From the entries below, copy every line that holds the word "lalmonirhat".

======== GIVEN RECORDS ========

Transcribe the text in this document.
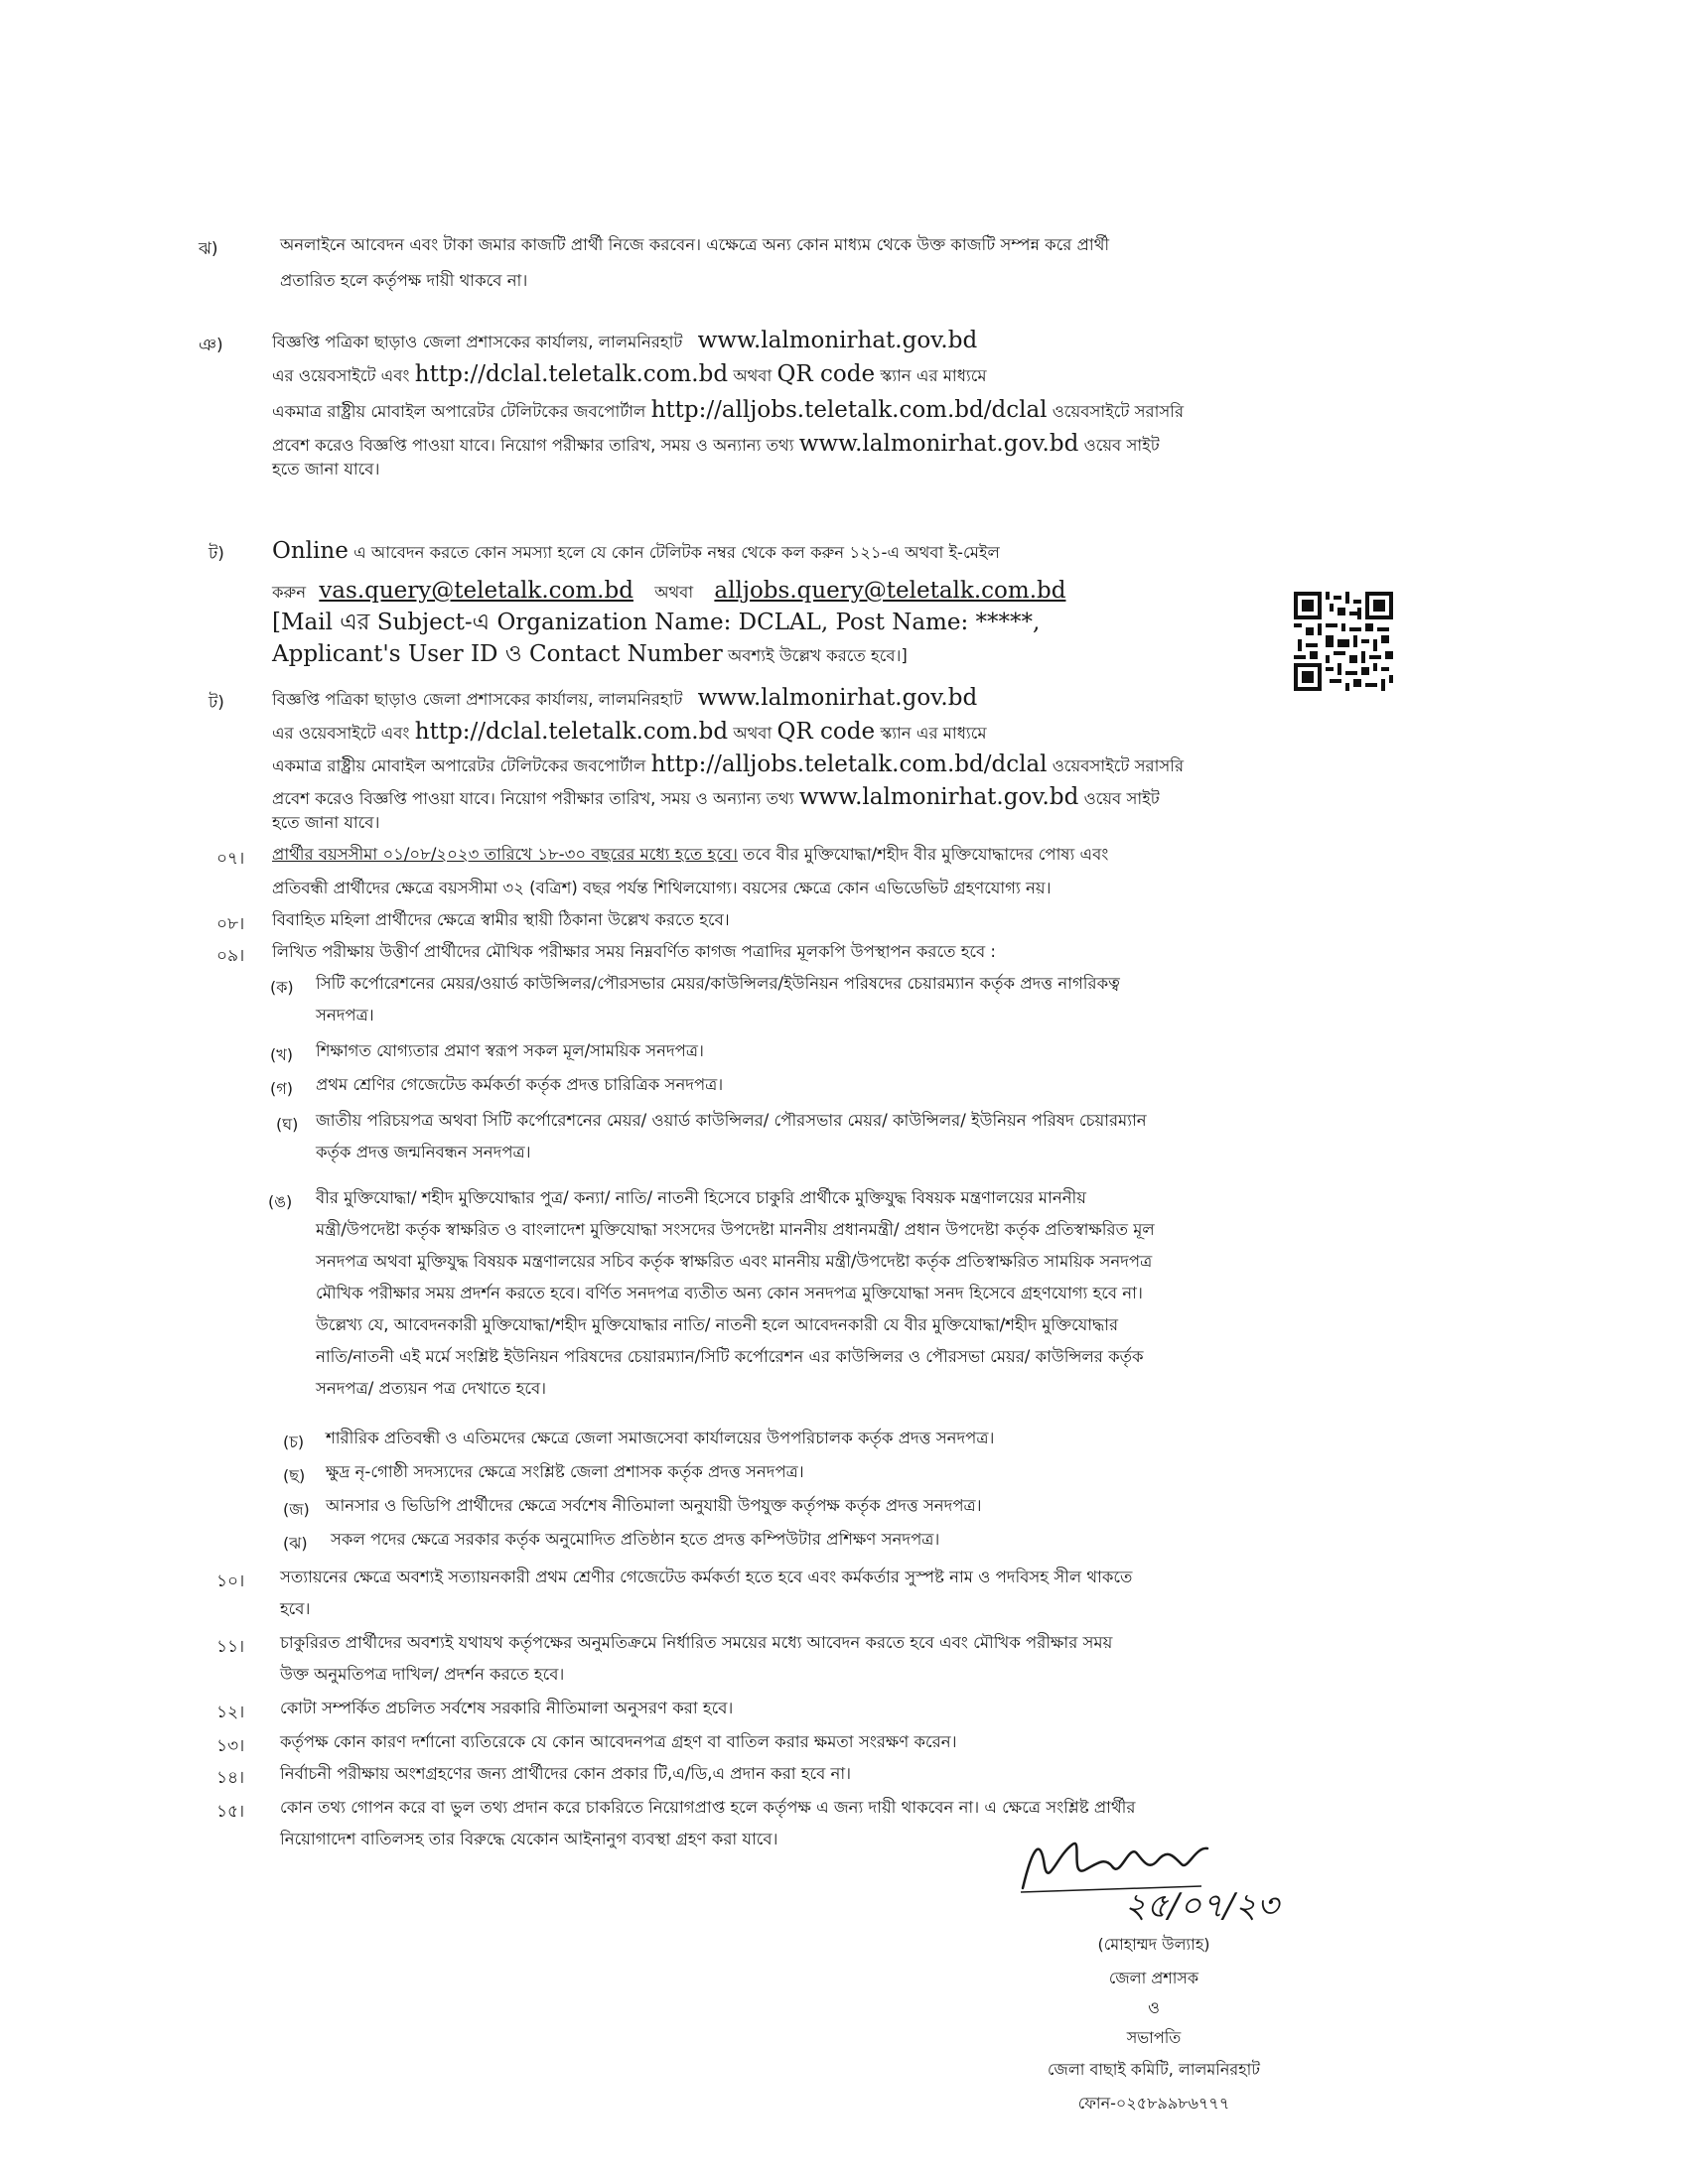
ঝ)	অনলাইনে আবেদন এবং টাকা জমার কাজটি প্রার্থী নিজে করবেন। এক্ষেত্রে অন্য কোন মাধ্যম থেকে উক্ত কাজটি সম্পন্ন করে প্রার্থী
প্রতারিত হলে কর্তৃপক্ষ দায়ী থাকবে না।
ঞ)	বিজ্ঞপ্তি পত্রিকা ছাড়াও জেলা প্রশাসকের কার্যালয়, লালমনিরহাট www.lalmonirhat.gov.bd
এর ওয়েবসাইটে এবং http://dclal.teletalk.com.bd অথবা QR code স্ক্যান এর মাধ্যমে
একমাত্র রাষ্ট্রীয় মোবাইল অপারেটর টেলিটকের জবপোর্টাল http://alljobs.teletalk.com.bd/dclal ওয়েবসাইটে সরাসরি
প্রবেশ করেও বিজ্ঞপ্তি পাওয়া যাবে। নিয়োগ পরীক্ষার তারিখ, সময় ও অন্যান্য তথ্য www.lalmonirhat.gov.bd ওয়েব সাইট
হতে জানা যাবে।
ট) Online এ আবেদন করতে কোন সমস্যা হলে যে কোন টেলিটক নম্বর থেকে কল করুন ১২১-এ অথবা ই-মেইল
করুন vas.query@teletalk.com.bd অথবা alljobs.query@teletalk.com.bd
[Mail এর Subject-এ Organization Name: DCLAL, Post Name: *****,
Applicant's User ID ও Contact Number অবশ্যই উল্লেখ করতে হবে।]
ট)	বিজ্ঞপ্তি পত্রিকা ছাড়াও জেলা প্রশাসকের কার্যালয়, লালমনিরহাট www.lalmonirhat.gov.bd
এর ওয়েবসাইটে এবং http://dclal.teletalk.com.bd অথবা QR code স্ক্যান এর মাধ্যমে
একমাত্র রাষ্ট্রীয় মোবাইল অপারেটর টেলিটকের জবপোর্টাল http://alljobs.teletalk.com.bd/dclal ওয়েবসাইটে সরাসরি
প্রবেশ করেও বিজ্ঞপ্তি পাওয়া যাবে। নিয়োগ পরীক্ষার তারিখ, সময় ও অন্যান্য তথ্য www.lalmonirhat.gov.bd ওয়েব সাইট
হতে জানা যাবে।
০৭। প্রার্থীর বয়সসীমা ০১/০৮/২০২৩ তারিখে ১৮-৩০ বছরের মধ্যে হতে হবে। তবে বীর মুক্তিযোদ্ধা/শহীদ বীর মুক্তিযোদ্ধাদের পোষ্য এবং
প্রতিবন্ধী প্রার্থীদের ক্ষেত্রে বয়সসীমা ৩২ (বত্রিশ) বছর পর্যন্ত শিথিলযোগ্য। বয়সের ক্ষেত্রে কোন এভিডেভিট গ্রহণযোগ্য নয়।
০৮। বিবাহিত মহিলা প্রার্থীদের ক্ষেত্রে স্বামীর স্থায়ী ঠিকানা উল্লেখ করতে হবে।
০৯। লিখিত পরীক্ষায় উত্তীর্ণ প্রার্থীদের মৌখিক পরীক্ষার সময় নিম্নবর্ণিত কাগজ পত্রাদির মূলকপি উপস্থাপন করতে হবে :
(ক) সিটি কর্পোরেশনের মেয়র/ওয়ার্ড কাউন্সিলর/পৌরসভার মেয়র/কাউন্সিলর/ইউনিয়ন পরিষদের চেয়ারম্যান কর্তৃক প্রদত্ত নাগরিকত্ব
সনদপত্র।
(খ) শিক্ষাগত যোগ্যতার প্রমাণ স্বরূপ সকল মূল/সাময়িক সনদপত্র।
(গ) প্রথম শ্রেণির গেজেটেড কর্মকর্তা কর্তৃক প্রদত্ত চারিত্রিক সনদপত্র।
(ঘ) জাতীয় পরিচয়পত্র অথবা সিটি কর্পোরেশনের মেয়র/ ওয়ার্ড কাউন্সিলর/ পৌরসভার মেয়র/ কাউন্সিলর/ ইউনিয়ন পরিষদ চেয়ারম্যান
কর্তৃক প্রদত্ত জন্মনিবন্ধন সনদপত্র।
(ঙ) বীর মুক্তিযোদ্ধা/ শহীদ মুক্তিযোদ্ধার পুত্র/ কন্যা/ নাতি/ নাতনী হিসেবে চাকুরি প্রার্থীকে মুক্তিযুদ্ধ বিষয়ক মন্ত্রণালয়ের মাননীয়
মন্ত্রী/উপদেষ্টা কর্তৃক স্বাক্ষরিত ও বাংলাদেশ মুক্তিযোদ্ধা সংসদের উপদেষ্টা মাননীয় প্রধানমন্ত্রী/ প্রধান উপদেষ্টা কর্তৃক প্রতিস্বাক্ষরিত মূল
সনদপত্র অথবা মুক্তিযুদ্ধ বিষয়ক মন্ত্রণালয়ের সচিব কর্তৃক স্বাক্ষরিত এবং মাননীয় মন্ত্রী/উপদেষ্টা কর্তৃক প্রতিস্বাক্ষরিত সাময়িক সনদপত্র
মৌখিক পরীক্ষার সময় প্রদর্শন করতে হবে। বর্ণিত সনদপত্র ব্যতীত অন্য কোন সনদপত্র মুক্তিযোদ্ধা সনদ হিসেবে গ্রহণযোগ্য হবে না।
উল্লেখ্য যে, আবেদনকারী মুক্তিযোদ্ধা/শহীদ মুক্তিযোদ্ধার নাতি/ নাতনী হলে আবেদনকারী যে বীর মুক্তিযোদ্ধা/শহীদ মুক্তিযোদ্ধার
নাতি/নাতনী এই মর্মে সংশ্লিষ্ট ইউনিয়ন পরিষদের চেয়ারম্যান/সিটি কর্পোরেশন এর কাউন্সিলর ও পৌরসভা মেয়র/ কাউন্সিলর কর্তৃক
সনদপত্র/ প্রত্যয়ন পত্র দেখাতে হবে।
(চ) শারীরিক প্রতিবন্ধী ও এতিমদের ক্ষেত্রে জেলা সমাজসেবা কার্যালয়ের উপপরিচালক কর্তৃক প্রদত্ত সনদপত্র।
(ছ) ক্ষুদ্র নৃ-গোষ্ঠী সদস্যদের ক্ষেত্রে সংশ্লিষ্ট জেলা প্রশাসক কর্তৃক প্রদত্ত সনদপত্র।
(জ) আনসার ও ভিডিপি প্রার্থীদের ক্ষেত্রে সর্বশেষ নীতিমালা অনুযায়ী উপযুক্ত কর্তৃপক্ষ কর্তৃক প্রদত্ত সনদপত্র।
(ঝ) সকল পদের ক্ষেত্রে সরকার কর্তৃক অনুমোদিত প্রতিষ্ঠান হতে প্রদত্ত কম্পিউটার প্রশিক্ষণ সনদপত্র।
১০। সত্যায়নের ক্ষেত্রে অবশ্যই সত্যায়নকারী প্রথম শ্রেণীর গেজেটেড কর্মকর্তা হতে হবে এবং কর্মকর্তার সুস্পষ্ট নাম ও পদবিসহ সীল থাকতে
হবে।
১১। চাকুরিরত প্রার্থীদের অবশ্যই যথাযথ কর্তৃপক্ষের অনুমতিক্রমে নির্ধারিত সময়ের মধ্যে আবেদন করতে হবে এবং মৌখিক পরীক্ষার সময়
উক্ত অনুমতিপত্র দাখিল/ প্রদর্শন করতে হবে।
১২। কোটা সম্পর্কিত প্রচলিত সর্বশেষ সরকারি নীতিমালা অনুসরণ করা হবে।
১৩। কর্তৃপক্ষ কোন কারণ দর্শানো ব্যতিরেকে যে কোন আবেদনপত্র গ্রহণ বা বাতিল করার ক্ষমতা সংরক্ষণ করেন।
১৪। নির্বাচনী পরীক্ষায় অংশগ্রহণের জন্য প্রার্থীদের কোন প্রকার টি,এ/ডি,এ প্রদান করা হবে না।
১৫। কোন তথ্য গোপন করে বা ভুল তথ্য প্রদান করে চাকরিতে নিয়োগপ্রাপ্ত হলে কর্তৃপক্ষ এ জন্য দায়ী থাকবেন না। এ ক্ষেত্রে সংশ্লিষ্ট প্রার্থীর
নিয়োগাদেশ বাতিলসহ তার বিরুদ্ধে যেকোন আইনানুগ ব্যবস্থা গ্রহণ করা যাবে।
২৫/০৭/২৩
(মোহাম্মদ উল্যাহ)
জেলা প্রশাসক
ও
সভাপতি
জেলা বাছাই কমিটি, লালমনিরহাট
ফোন-০২৫৮৯৯৮৬৭৭৭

========

*OUTPUT FOR THIS TASK*:
ঞ)	বিজ্ঞপ্তি পত্রিকা ছাড়াও জেলা প্রশাসকের কার্যালয়, লালমনিরহাট www.lalmonirhat.gov.bd
প্রবেশ করেও বিজ্ঞপ্তি পাওয়া যাবে। নিয়োগ পরীক্ষার তারিখ, সময় ও অন্যান্য তথ্য www.lalmonirhat.gov.bd ওয়েব সাইট
ট)	বিজ্ঞপ্তি পত্রিকা ছাড়াও জেলা প্রশাসকের কার্যালয়, লালমনিরহাট www.lalmonirhat.gov.bd
প্রবেশ করেও বিজ্ঞপ্তি পাওয়া যাবে। নিয়োগ পরীক্ষার তারিখ, সময় ও অন্যান্য তথ্য www.lalmonirhat.gov.bd ওয়েব সাইট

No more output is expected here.